[Start Records supplied]

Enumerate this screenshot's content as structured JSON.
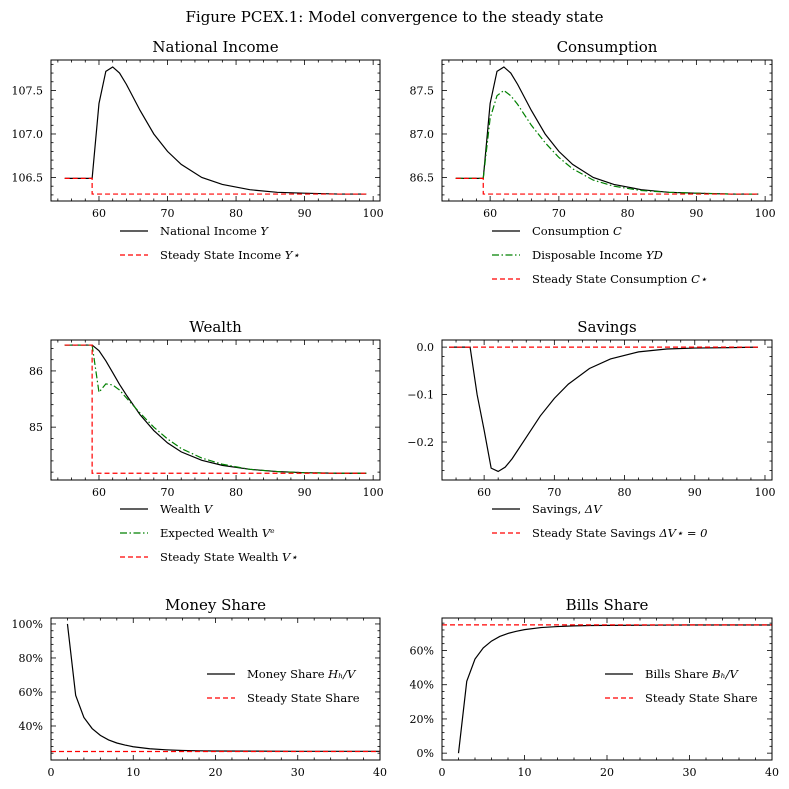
{
  "figure": {
    "title": "Figure PCEX.1: Model convergence to the steady state"
  },
  "chart_data": [
    {
      "type": "line",
      "title": "National Income",
      "xlim": [
        53,
        101
      ],
      "ylim": [
        106.23,
        107.85
      ],
      "xticks": [
        60,
        70,
        80,
        90,
        100
      ],
      "yticks": [
        106.5,
        107.0,
        107.5
      ],
      "ytick_labels": [
        "106.5",
        "107.0",
        "107.5"
      ],
      "legend_position": "below",
      "series": [
        {
          "name": "National Income Y",
          "name_base": "National Income ",
          "name_math": "Y",
          "color": "#000000",
          "dash": "solid",
          "x": [
            55,
            58,
            59,
            60,
            61,
            62,
            63,
            64,
            66,
            68,
            70,
            72,
            75,
            78,
            82,
            86,
            90,
            95,
            99
          ],
          "y": [
            106.49,
            106.49,
            106.49,
            107.35,
            107.72,
            107.77,
            107.7,
            107.57,
            107.27,
            107.0,
            106.8,
            106.65,
            106.5,
            106.42,
            106.36,
            106.33,
            106.32,
            106.31,
            106.31
          ]
        },
        {
          "name": "Steady State Income Y*",
          "name_base": "Steady State Income ",
          "name_math": "Y⋆",
          "color": "#ff0000",
          "dash": "dashed",
          "x": [
            55,
            59,
            59,
            99
          ],
          "y": [
            106.49,
            106.49,
            106.31,
            106.31
          ]
        }
      ]
    },
    {
      "type": "line",
      "title": "Consumption",
      "xlim": [
        53,
        101
      ],
      "ylim": [
        86.23,
        87.85
      ],
      "xticks": [
        60,
        70,
        80,
        90,
        100
      ],
      "yticks": [
        86.5,
        87.0,
        87.5
      ],
      "ytick_labels": [
        "86.5",
        "87.0",
        "87.5"
      ],
      "legend_position": "below",
      "series": [
        {
          "name": "Consumption C",
          "name_base": "Consumption ",
          "name_math": "C",
          "color": "#000000",
          "dash": "solid",
          "x": [
            55,
            58,
            59,
            60,
            61,
            62,
            63,
            64,
            66,
            68,
            70,
            72,
            75,
            78,
            82,
            86,
            90,
            95,
            99
          ],
          "y": [
            86.49,
            86.49,
            86.49,
            87.35,
            87.72,
            87.77,
            87.7,
            87.57,
            87.27,
            87.0,
            86.8,
            86.65,
            86.5,
            86.42,
            86.36,
            86.33,
            86.32,
            86.31,
            86.31
          ]
        },
        {
          "name": "Disposable Income YD",
          "name_base": "Disposable Income ",
          "name_math": "YD",
          "color": "#008000",
          "dash": "dashdot",
          "x": [
            55,
            58,
            59,
            60,
            61,
            62,
            63,
            64,
            66,
            68,
            70,
            72,
            75,
            78,
            82,
            86,
            90,
            95,
            99
          ],
          "y": [
            86.49,
            86.49,
            86.49,
            87.18,
            87.44,
            87.5,
            87.44,
            87.34,
            87.1,
            86.9,
            86.73,
            86.6,
            86.47,
            86.4,
            86.35,
            86.33,
            86.32,
            86.31,
            86.31
          ]
        },
        {
          "name": "Steady State Consumption C*",
          "name_base": "Steady State Consumption ",
          "name_math": "C⋆",
          "color": "#ff0000",
          "dash": "dashed",
          "x": [
            55,
            59,
            59,
            99
          ],
          "y": [
            86.49,
            86.49,
            86.31,
            86.31
          ]
        }
      ]
    },
    {
      "type": "line",
      "title": "Wealth",
      "xlim": [
        53,
        101
      ],
      "ylim": [
        84.06,
        86.55
      ],
      "xticks": [
        60,
        70,
        80,
        90,
        100
      ],
      "yticks": [
        85,
        86
      ],
      "ytick_labels": [
        "85",
        "86"
      ],
      "legend_position": "below",
      "series": [
        {
          "name": "Wealth V",
          "name_base": "Wealth ",
          "name_math": "V",
          "color": "#000000",
          "dash": "solid",
          "x": [
            55,
            58,
            59,
            60,
            61,
            62,
            63,
            64,
            66,
            68,
            70,
            72,
            75,
            78,
            82,
            86,
            90,
            95,
            99
          ],
          "y": [
            86.46,
            86.46,
            86.46,
            86.36,
            86.18,
            85.97,
            85.76,
            85.57,
            85.22,
            84.94,
            84.72,
            84.56,
            84.41,
            84.32,
            84.25,
            84.21,
            84.19,
            84.18,
            84.18
          ]
        },
        {
          "name": "Expected Wealth V^e",
          "name_base": "Expected Wealth ",
          "name_math": "Vᵉ",
          "color": "#008000",
          "dash": "dashdot",
          "x": [
            55,
            58,
            59,
            60,
            61,
            62,
            63,
            64,
            66,
            68,
            70,
            72,
            75,
            78,
            82,
            86,
            90,
            95,
            99
          ],
          "y": [
            86.46,
            86.46,
            86.46,
            85.62,
            85.77,
            85.75,
            85.66,
            85.52,
            85.25,
            85.0,
            84.79,
            84.62,
            84.45,
            84.34,
            84.25,
            84.21,
            84.19,
            84.18,
            84.18
          ]
        },
        {
          "name": "Steady State Wealth V*",
          "name_base": "Steady State Wealth ",
          "name_math": "V⋆",
          "color": "#ff0000",
          "dash": "dashed",
          "x": [
            55,
            59,
            59,
            99
          ],
          "y": [
            86.46,
            86.46,
            84.18,
            84.18
          ]
        }
      ]
    },
    {
      "type": "line",
      "title": "Savings",
      "xlim": [
        54,
        101
      ],
      "ylim": [
        -0.28,
        0.015
      ],
      "xticks": [
        60,
        70,
        80,
        90,
        100
      ],
      "yticks": [
        0.0,
        -0.1,
        -0.2
      ],
      "ytick_labels": [
        "0.0",
        "−0.1",
        "−0.2"
      ],
      "legend_position": "below",
      "series": [
        {
          "name": "Savings, ΔV",
          "name_base": "Savings, ",
          "name_math": "ΔV",
          "color": "#000000",
          "dash": "solid",
          "x": [
            55,
            58,
            59,
            60,
            61,
            62,
            63,
            64,
            66,
            68,
            70,
            72,
            75,
            78,
            82,
            86,
            90,
            95,
            99
          ],
          "y": [
            0.0,
            0.0,
            -0.1,
            -0.175,
            -0.255,
            -0.262,
            -0.253,
            -0.235,
            -0.19,
            -0.145,
            -0.108,
            -0.078,
            -0.045,
            -0.025,
            -0.01,
            -0.004,
            -0.002,
            -0.001,
            0.0
          ]
        },
        {
          "name": "Steady State Savings ΔV* = 0",
          "name_base": "Steady State Savings ",
          "name_math": "ΔV⋆ = 0",
          "color": "#ff0000",
          "dash": "dashed",
          "x": [
            55,
            99
          ],
          "y": [
            0.0,
            0.0
          ]
        }
      ]
    },
    {
      "type": "line",
      "title": "Money Share",
      "xlim": [
        0,
        40
      ],
      "ylim": [
        0.2,
        1.035
      ],
      "xticks": [
        0,
        10,
        20,
        30,
        40
      ],
      "yticks": [
        0.4,
        0.6,
        0.8,
        1.0
      ],
      "ytick_labels": [
        "40%",
        "60%",
        "80%",
        "100%"
      ],
      "legend_position": "right",
      "series": [
        {
          "name": "Money Share H_h/V",
          "name_base": "Money Share ",
          "name_math": "Hₕ/V",
          "color": "#000000",
          "dash": "solid",
          "x": [
            2,
            3,
            4,
            5,
            6,
            7,
            8,
            9,
            10,
            12,
            14,
            16,
            18,
            20,
            25,
            30,
            35,
            40
          ],
          "y": [
            1.0,
            0.58,
            0.45,
            0.385,
            0.345,
            0.318,
            0.3,
            0.288,
            0.278,
            0.266,
            0.26,
            0.256,
            0.254,
            0.253,
            0.252,
            0.251,
            0.251,
            0.251
          ]
        },
        {
          "name": "Steady State Share",
          "name_base": "Steady State Share",
          "name_math": "",
          "color": "#ff0000",
          "dash": "dashed",
          "x": [
            0,
            40
          ],
          "y": [
            0.25,
            0.25
          ]
        }
      ]
    },
    {
      "type": "line",
      "title": "Bills Share",
      "xlim": [
        0,
        40
      ],
      "ylim": [
        -0.04,
        0.79
      ],
      "xticks": [
        0,
        10,
        20,
        30,
        40
      ],
      "yticks": [
        0.0,
        0.2,
        0.4,
        0.6
      ],
      "ytick_labels": [
        "0%",
        "20%",
        "40%",
        "60%"
      ],
      "legend_position": "right",
      "series": [
        {
          "name": "Bills Share B_h/V",
          "name_base": "Bills Share ",
          "name_math": "Bₕ/V",
          "color": "#000000",
          "dash": "solid",
          "x": [
            2,
            3,
            4,
            5,
            6,
            7,
            8,
            9,
            10,
            12,
            14,
            16,
            18,
            20,
            25,
            30,
            35,
            40
          ],
          "y": [
            0.0,
            0.42,
            0.55,
            0.615,
            0.655,
            0.682,
            0.7,
            0.712,
            0.722,
            0.734,
            0.74,
            0.744,
            0.746,
            0.747,
            0.748,
            0.749,
            0.749,
            0.749
          ]
        },
        {
          "name": "Steady State Share",
          "name_base": "Steady State Share",
          "name_math": "",
          "color": "#ff0000",
          "dash": "dashed",
          "x": [
            0,
            40
          ],
          "y": [
            0.75,
            0.75
          ]
        }
      ]
    }
  ]
}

[End Records supplied]

| Exercise goal |
The word "Savings" appears in how many lines of the data? Answer with only the number.

| Answer for this exercise |
5